What the task requires: From the listing below, tally the lines that include "circular". Return only the total.

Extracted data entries
* * * * * * *

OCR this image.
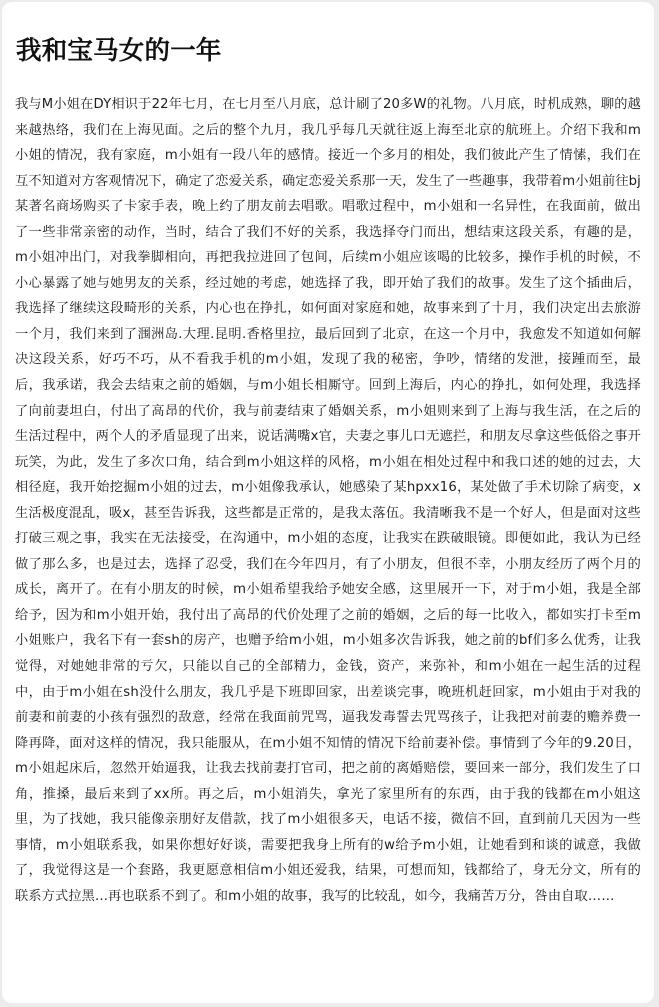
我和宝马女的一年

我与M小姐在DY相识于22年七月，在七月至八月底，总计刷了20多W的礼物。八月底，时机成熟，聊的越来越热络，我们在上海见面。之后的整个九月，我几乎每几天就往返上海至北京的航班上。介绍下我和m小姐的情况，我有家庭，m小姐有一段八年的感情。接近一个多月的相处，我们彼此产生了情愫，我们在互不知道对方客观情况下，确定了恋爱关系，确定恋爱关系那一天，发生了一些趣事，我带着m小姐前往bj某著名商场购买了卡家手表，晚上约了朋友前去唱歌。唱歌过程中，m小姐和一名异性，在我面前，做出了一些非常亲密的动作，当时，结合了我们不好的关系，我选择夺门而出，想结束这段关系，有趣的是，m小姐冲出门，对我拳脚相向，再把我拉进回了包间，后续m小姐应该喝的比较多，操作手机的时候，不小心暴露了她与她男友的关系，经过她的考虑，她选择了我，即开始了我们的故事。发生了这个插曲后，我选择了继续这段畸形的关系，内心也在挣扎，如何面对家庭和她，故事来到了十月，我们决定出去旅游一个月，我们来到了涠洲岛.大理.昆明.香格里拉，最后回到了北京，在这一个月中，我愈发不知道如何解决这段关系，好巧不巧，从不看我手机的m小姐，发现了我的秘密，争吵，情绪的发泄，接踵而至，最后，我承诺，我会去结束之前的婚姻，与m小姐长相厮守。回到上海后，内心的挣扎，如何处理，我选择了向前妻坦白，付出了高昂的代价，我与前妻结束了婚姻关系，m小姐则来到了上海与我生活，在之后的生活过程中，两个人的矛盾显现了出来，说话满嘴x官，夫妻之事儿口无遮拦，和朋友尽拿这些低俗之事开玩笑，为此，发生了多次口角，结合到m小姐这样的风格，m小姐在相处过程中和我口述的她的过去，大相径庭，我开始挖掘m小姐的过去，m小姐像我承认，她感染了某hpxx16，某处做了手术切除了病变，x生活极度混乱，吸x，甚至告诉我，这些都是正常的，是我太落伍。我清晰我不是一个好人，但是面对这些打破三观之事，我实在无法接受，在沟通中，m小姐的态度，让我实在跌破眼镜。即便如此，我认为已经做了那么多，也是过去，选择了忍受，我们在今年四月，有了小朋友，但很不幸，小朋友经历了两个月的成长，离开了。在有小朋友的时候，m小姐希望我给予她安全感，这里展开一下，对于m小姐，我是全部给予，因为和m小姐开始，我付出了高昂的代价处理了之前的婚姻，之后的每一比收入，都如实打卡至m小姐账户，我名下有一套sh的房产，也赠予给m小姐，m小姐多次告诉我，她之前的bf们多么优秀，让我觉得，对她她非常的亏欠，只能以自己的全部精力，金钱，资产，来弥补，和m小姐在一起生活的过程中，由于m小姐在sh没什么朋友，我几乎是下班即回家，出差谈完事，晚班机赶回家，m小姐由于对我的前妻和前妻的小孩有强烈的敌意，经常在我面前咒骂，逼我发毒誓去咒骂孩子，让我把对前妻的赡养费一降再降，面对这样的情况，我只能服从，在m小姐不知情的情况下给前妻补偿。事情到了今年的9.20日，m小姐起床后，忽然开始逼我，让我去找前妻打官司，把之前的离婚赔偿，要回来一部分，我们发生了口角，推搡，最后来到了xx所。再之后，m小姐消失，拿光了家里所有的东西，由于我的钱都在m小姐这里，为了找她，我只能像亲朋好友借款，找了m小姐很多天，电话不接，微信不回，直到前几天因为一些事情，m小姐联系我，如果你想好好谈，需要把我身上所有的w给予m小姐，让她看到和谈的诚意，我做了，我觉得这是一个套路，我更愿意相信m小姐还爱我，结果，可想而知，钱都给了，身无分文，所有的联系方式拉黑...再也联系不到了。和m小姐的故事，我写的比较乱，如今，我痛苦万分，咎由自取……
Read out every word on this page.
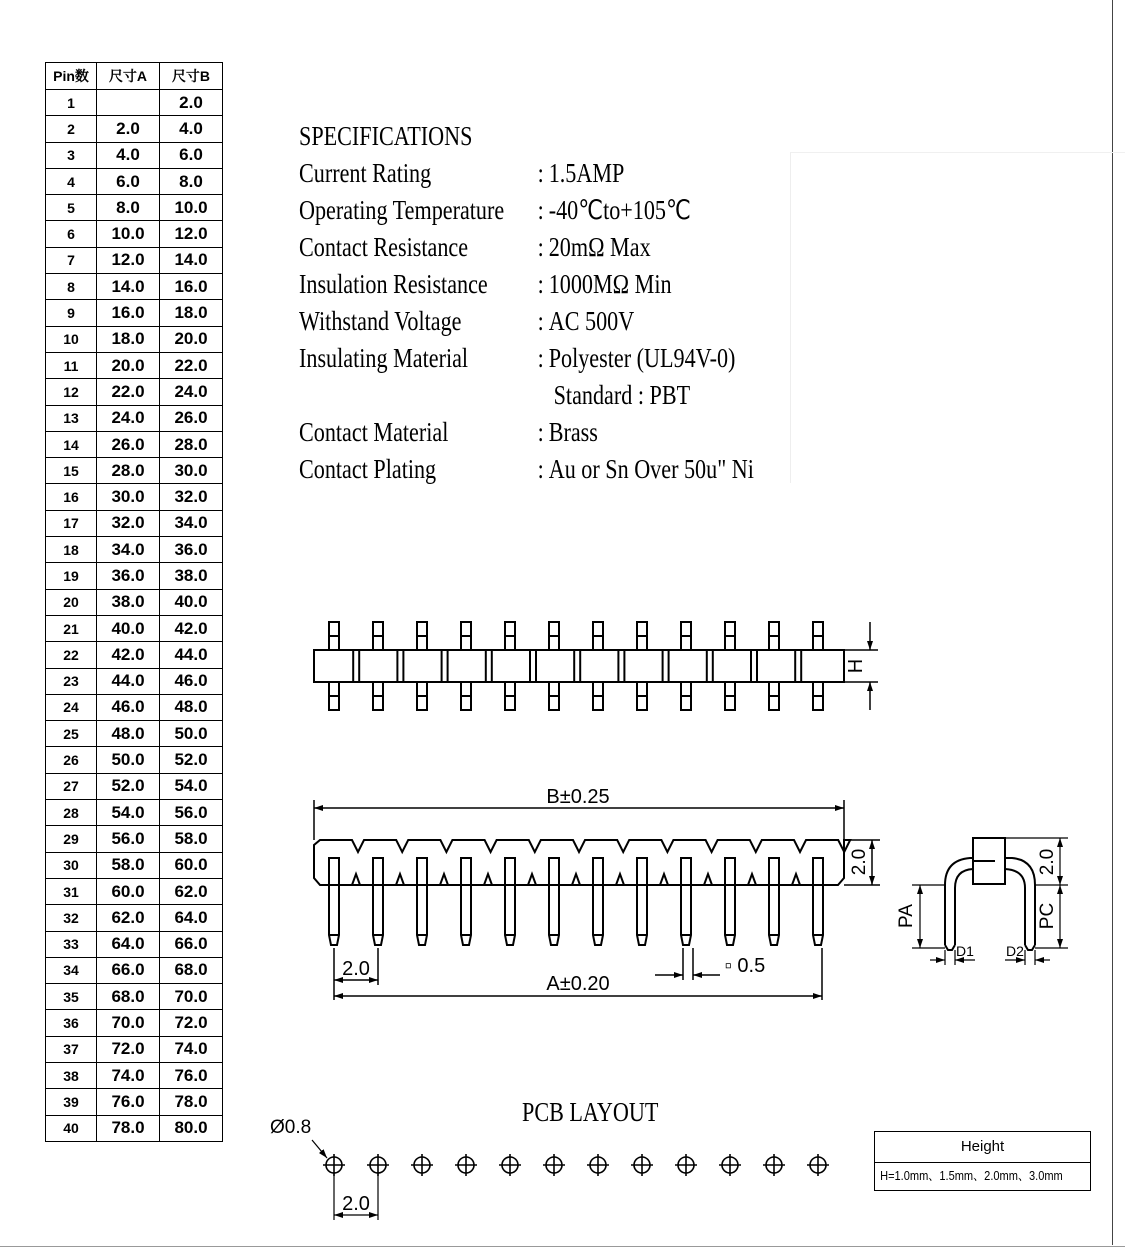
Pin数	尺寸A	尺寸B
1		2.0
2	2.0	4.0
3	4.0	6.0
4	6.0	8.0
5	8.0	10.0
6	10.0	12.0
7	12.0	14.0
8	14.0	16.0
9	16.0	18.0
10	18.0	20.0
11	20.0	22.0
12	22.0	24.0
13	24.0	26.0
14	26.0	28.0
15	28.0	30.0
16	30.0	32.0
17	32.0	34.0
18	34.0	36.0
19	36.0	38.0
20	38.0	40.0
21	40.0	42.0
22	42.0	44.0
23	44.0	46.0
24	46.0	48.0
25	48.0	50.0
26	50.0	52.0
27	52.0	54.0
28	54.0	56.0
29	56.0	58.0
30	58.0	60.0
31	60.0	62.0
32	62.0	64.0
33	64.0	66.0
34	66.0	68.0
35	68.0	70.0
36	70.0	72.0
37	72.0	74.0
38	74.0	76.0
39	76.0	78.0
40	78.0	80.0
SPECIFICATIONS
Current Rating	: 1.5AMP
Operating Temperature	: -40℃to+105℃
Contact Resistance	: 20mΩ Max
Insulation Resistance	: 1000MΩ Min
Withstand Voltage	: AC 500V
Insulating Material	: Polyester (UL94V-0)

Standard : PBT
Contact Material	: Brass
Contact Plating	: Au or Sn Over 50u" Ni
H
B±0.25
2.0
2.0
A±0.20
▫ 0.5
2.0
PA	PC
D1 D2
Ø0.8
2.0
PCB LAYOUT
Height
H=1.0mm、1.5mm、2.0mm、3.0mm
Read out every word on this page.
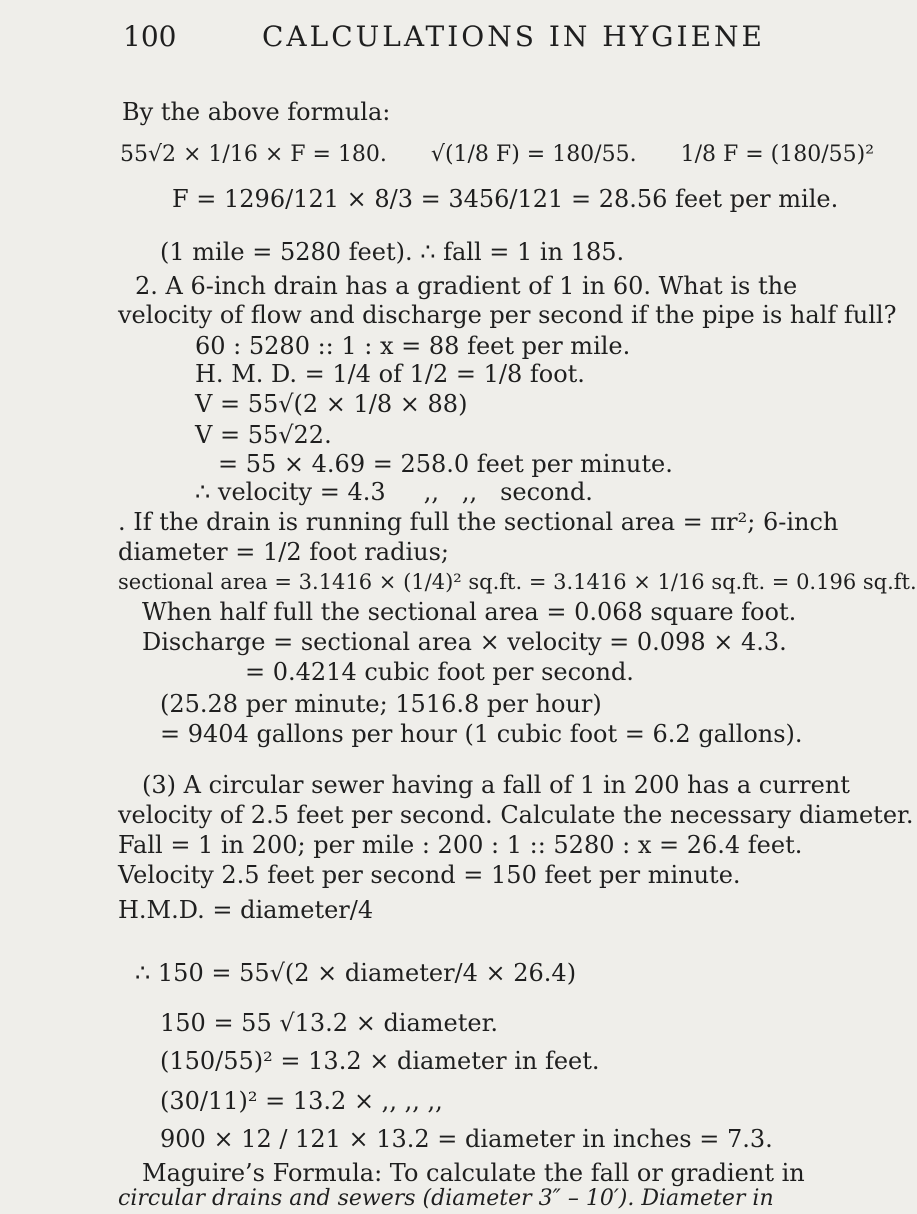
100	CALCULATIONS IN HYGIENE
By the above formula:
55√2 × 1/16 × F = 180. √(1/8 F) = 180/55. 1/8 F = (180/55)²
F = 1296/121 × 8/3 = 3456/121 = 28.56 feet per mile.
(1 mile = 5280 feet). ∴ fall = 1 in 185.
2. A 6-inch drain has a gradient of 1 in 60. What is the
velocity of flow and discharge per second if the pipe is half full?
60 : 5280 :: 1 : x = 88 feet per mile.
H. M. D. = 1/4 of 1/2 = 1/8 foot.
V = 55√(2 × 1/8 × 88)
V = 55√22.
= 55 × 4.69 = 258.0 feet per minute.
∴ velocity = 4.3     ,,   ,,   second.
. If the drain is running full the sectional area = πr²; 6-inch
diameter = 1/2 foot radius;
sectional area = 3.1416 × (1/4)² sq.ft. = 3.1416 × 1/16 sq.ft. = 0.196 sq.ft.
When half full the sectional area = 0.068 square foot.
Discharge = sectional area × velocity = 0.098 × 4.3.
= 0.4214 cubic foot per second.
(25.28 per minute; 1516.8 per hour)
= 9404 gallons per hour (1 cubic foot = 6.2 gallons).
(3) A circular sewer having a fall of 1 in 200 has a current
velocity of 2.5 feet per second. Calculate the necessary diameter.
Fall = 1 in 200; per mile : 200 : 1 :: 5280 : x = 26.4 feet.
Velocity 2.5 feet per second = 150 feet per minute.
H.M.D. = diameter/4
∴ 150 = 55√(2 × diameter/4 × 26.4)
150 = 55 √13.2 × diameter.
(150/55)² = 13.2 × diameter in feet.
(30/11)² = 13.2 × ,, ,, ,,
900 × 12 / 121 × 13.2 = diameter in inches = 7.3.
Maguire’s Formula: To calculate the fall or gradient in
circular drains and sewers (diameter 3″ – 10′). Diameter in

* * * * * * *

Output for this task: 2